§ Given request
Identify, in the records below, every line where the string "delivers" appears, and copy each such line.

Saved entries:
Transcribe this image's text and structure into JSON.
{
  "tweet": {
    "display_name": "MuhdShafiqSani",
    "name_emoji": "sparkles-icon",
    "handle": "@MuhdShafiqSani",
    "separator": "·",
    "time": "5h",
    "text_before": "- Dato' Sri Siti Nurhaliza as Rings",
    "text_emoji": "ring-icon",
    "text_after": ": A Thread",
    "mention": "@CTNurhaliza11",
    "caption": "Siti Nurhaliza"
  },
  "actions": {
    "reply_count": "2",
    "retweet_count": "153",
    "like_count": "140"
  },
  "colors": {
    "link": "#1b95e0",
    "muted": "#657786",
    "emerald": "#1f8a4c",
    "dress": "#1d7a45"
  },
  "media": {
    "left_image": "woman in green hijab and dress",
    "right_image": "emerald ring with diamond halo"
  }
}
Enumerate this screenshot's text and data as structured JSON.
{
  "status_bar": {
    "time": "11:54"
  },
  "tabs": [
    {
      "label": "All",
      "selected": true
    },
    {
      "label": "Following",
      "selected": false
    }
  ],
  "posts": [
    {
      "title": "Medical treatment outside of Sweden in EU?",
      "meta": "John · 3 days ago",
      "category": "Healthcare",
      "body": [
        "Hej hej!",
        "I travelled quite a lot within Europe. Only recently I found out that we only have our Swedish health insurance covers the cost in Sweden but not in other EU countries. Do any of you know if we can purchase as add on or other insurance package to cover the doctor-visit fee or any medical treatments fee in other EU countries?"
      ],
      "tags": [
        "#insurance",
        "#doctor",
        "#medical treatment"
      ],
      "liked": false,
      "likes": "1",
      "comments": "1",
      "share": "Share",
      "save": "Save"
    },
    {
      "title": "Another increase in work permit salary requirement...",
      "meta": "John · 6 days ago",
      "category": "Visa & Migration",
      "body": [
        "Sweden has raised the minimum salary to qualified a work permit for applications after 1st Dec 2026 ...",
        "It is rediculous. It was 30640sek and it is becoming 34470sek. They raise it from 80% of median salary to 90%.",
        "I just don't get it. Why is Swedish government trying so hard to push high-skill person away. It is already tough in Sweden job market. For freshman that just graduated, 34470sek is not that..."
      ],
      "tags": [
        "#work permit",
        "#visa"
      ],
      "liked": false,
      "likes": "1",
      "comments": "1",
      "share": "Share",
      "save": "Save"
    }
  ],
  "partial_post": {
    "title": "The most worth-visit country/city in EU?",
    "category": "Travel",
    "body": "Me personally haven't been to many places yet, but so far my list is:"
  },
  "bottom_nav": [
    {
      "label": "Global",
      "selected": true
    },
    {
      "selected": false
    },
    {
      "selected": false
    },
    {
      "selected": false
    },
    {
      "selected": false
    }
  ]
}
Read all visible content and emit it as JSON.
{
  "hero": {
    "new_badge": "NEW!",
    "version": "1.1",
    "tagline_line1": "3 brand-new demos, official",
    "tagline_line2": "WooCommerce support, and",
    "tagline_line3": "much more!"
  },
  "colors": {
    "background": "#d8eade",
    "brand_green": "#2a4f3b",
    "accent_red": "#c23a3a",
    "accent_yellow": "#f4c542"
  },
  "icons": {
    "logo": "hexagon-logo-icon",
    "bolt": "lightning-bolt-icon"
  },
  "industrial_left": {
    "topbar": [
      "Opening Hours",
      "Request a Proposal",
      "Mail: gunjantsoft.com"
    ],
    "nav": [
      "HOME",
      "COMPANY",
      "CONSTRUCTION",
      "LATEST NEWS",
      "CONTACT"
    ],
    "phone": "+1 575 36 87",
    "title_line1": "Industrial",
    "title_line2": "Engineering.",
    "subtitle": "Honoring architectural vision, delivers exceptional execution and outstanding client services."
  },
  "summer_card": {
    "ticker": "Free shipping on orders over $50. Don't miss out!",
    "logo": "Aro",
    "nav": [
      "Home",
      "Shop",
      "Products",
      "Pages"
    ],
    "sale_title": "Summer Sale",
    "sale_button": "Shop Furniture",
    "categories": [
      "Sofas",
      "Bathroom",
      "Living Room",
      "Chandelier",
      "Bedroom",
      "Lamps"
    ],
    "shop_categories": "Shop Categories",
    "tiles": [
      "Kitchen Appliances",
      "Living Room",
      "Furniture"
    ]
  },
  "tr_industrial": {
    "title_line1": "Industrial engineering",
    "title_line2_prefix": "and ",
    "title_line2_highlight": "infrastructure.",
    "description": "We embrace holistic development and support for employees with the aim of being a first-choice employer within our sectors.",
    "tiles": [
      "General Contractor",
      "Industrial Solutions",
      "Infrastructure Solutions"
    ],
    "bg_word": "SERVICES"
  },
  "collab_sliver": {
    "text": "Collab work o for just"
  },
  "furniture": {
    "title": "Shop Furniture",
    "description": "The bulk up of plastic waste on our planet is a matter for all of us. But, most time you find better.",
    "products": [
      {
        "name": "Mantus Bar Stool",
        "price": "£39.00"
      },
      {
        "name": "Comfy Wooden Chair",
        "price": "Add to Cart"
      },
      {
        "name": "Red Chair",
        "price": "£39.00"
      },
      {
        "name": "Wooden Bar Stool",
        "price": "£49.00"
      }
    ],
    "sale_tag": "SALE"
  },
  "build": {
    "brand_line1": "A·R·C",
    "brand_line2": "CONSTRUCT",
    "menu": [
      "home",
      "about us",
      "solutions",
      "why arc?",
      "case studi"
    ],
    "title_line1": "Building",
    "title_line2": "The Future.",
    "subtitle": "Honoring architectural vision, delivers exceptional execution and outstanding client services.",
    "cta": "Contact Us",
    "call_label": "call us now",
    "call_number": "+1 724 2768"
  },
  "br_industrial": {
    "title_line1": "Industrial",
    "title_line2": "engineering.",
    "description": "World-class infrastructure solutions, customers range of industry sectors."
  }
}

§ Solved problem
    "subtitle": "Honoring architectural vision, delivers exceptional execution and outstanding client services."
    "subtitle": "Honoring architectural vision, delivers exceptional execution and outstanding client services.",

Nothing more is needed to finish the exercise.